# What you will do:
Locate the string "Design" in the listing below. Copy every line where it is found.

# Working data:
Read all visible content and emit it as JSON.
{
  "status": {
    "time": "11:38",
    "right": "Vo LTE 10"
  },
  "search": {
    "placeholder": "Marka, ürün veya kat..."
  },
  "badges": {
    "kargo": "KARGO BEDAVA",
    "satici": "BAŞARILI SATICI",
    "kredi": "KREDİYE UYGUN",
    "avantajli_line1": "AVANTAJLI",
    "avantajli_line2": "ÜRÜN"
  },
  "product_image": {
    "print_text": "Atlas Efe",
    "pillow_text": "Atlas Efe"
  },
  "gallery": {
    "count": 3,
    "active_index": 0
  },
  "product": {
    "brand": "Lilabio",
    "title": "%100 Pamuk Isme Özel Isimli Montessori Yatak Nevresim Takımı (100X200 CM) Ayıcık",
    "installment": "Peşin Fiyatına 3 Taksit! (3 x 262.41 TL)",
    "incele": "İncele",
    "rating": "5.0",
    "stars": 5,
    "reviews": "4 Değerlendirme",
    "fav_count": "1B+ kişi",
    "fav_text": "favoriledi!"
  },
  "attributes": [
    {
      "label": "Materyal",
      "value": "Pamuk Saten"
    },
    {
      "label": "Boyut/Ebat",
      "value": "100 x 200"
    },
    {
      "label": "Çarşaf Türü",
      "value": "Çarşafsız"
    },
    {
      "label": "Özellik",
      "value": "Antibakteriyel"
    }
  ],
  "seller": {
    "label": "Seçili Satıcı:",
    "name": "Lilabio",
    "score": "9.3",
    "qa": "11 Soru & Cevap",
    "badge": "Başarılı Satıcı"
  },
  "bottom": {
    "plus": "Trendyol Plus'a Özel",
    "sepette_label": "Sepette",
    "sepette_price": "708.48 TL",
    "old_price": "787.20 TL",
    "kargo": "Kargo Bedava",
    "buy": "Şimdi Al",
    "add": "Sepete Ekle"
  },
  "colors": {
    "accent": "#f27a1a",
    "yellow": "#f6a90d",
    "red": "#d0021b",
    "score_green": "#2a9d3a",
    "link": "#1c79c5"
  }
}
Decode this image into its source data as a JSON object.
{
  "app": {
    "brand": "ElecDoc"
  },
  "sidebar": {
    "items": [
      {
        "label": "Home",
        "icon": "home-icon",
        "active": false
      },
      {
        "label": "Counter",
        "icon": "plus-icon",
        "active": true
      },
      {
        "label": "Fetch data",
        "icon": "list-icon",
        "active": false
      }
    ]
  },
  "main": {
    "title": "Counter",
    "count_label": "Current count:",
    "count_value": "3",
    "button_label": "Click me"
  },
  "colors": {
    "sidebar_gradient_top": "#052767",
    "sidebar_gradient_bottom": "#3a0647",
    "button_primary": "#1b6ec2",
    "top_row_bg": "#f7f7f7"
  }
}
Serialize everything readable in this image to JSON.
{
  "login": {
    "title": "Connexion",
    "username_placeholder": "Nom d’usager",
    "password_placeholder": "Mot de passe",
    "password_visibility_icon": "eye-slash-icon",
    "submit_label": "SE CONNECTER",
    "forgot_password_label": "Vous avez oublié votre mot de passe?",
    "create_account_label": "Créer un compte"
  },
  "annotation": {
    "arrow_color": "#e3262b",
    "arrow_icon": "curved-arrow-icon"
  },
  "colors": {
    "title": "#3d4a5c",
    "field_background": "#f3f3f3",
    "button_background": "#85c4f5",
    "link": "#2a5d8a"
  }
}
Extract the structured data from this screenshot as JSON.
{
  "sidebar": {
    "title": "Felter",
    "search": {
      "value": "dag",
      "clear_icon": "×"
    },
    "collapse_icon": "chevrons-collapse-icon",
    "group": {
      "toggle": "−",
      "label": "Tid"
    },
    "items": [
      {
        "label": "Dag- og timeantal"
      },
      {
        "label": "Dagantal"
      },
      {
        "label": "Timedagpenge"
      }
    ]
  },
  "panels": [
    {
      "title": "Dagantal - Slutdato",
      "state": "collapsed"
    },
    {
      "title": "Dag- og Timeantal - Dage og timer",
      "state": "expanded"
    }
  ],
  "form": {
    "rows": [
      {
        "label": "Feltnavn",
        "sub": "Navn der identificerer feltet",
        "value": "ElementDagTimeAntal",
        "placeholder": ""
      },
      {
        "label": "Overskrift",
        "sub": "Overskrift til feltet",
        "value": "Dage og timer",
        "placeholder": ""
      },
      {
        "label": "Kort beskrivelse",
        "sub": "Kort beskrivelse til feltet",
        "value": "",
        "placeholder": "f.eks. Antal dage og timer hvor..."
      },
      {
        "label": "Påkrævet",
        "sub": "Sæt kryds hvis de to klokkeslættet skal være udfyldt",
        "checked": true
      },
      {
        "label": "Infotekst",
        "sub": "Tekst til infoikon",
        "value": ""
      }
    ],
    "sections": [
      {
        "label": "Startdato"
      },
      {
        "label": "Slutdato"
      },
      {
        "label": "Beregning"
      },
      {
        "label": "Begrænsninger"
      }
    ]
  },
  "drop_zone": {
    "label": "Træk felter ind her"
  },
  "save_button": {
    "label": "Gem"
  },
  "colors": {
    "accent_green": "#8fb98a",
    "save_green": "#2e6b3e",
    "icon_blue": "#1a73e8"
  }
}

==

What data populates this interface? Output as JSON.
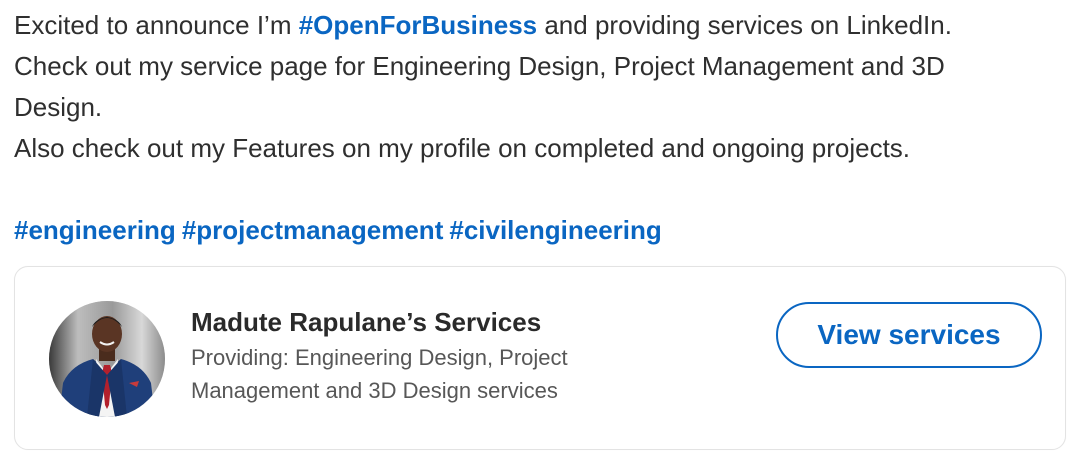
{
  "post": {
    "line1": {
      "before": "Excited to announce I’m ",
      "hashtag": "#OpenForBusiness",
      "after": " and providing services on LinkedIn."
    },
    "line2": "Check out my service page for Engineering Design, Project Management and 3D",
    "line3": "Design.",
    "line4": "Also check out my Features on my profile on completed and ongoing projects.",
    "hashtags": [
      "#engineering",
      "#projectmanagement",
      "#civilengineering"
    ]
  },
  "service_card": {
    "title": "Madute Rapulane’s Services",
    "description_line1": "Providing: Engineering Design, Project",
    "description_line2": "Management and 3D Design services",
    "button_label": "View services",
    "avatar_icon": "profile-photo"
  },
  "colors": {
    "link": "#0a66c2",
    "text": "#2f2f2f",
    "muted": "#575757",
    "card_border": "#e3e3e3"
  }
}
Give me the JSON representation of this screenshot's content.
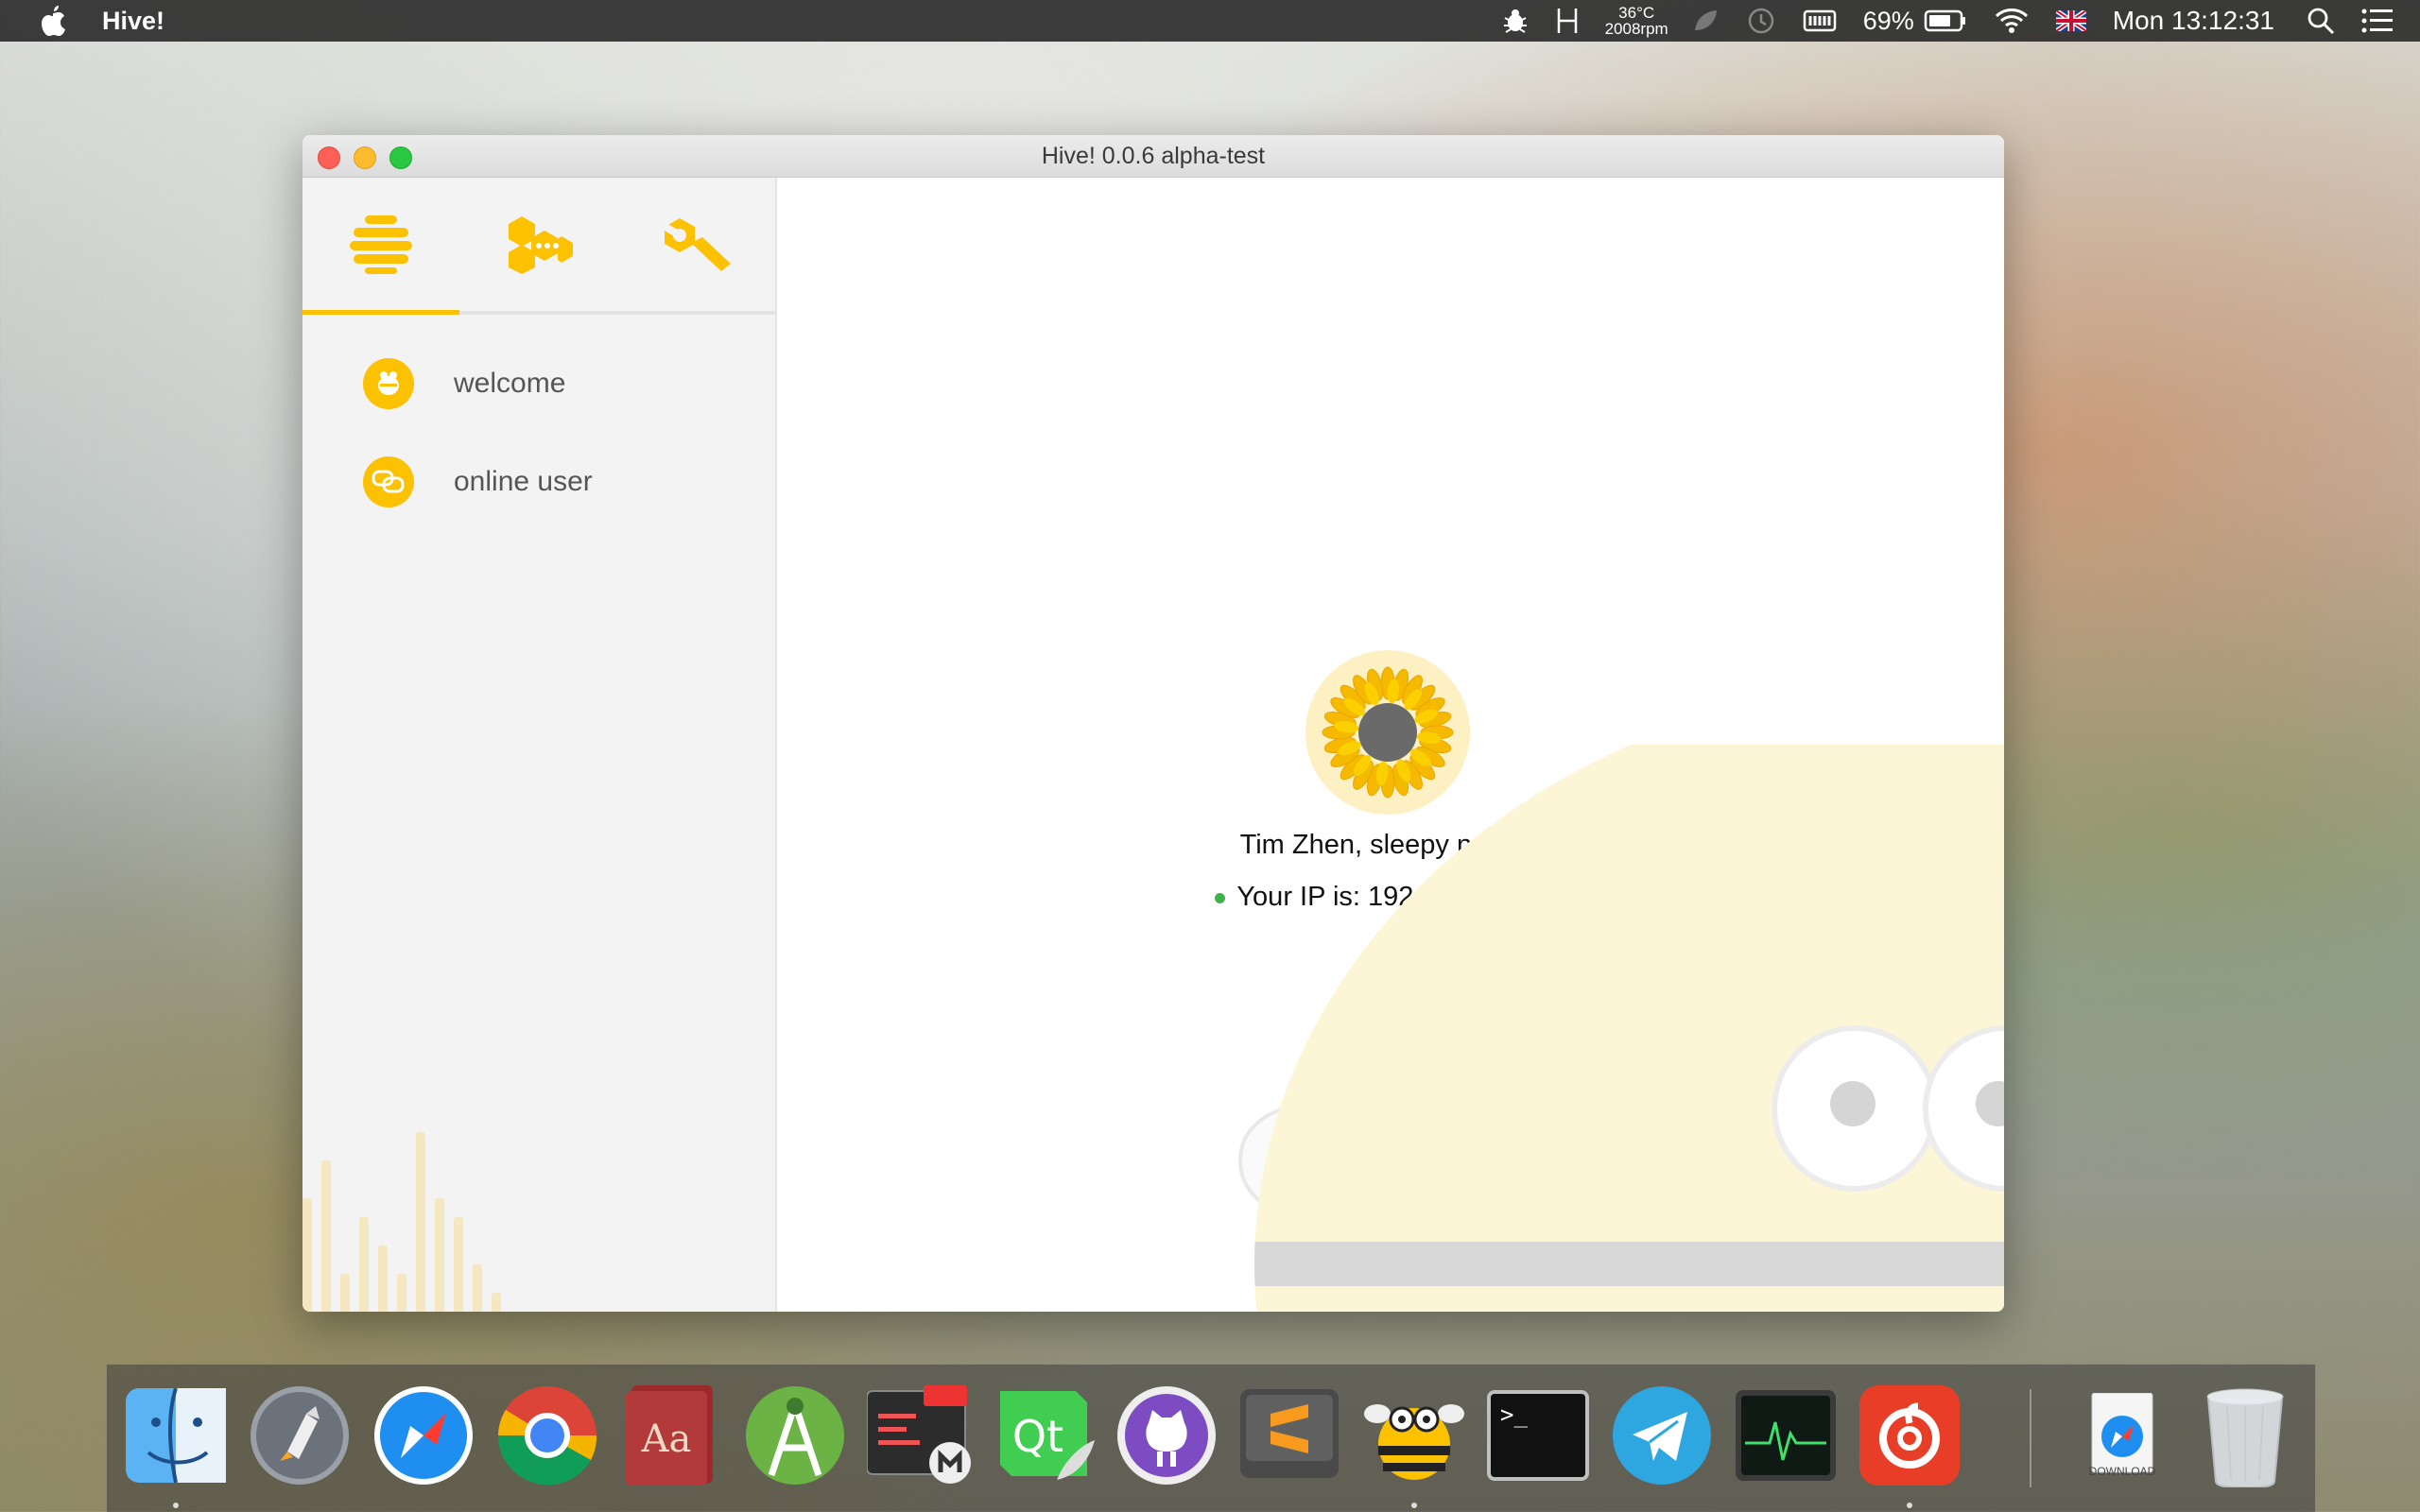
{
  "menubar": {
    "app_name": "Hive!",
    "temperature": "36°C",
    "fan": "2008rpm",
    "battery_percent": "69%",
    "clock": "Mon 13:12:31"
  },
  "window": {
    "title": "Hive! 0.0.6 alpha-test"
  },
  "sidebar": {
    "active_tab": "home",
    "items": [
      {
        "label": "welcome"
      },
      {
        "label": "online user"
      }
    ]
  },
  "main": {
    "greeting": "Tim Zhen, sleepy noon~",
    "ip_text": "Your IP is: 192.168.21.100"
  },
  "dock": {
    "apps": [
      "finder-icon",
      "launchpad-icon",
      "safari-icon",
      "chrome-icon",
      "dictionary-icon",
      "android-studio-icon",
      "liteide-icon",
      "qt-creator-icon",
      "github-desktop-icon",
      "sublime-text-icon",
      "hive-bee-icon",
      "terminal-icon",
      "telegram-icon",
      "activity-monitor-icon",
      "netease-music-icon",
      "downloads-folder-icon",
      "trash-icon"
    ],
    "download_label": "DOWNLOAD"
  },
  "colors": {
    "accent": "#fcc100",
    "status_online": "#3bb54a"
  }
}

# Exercise answer:
    "line2": "Check out my service page for Engineering Design, Project Management and 3D",
    "line3": "Design.",
    "description_line1": "Providing: Engineering Design, Project",
    "description_line2": "Management and 3D Design services",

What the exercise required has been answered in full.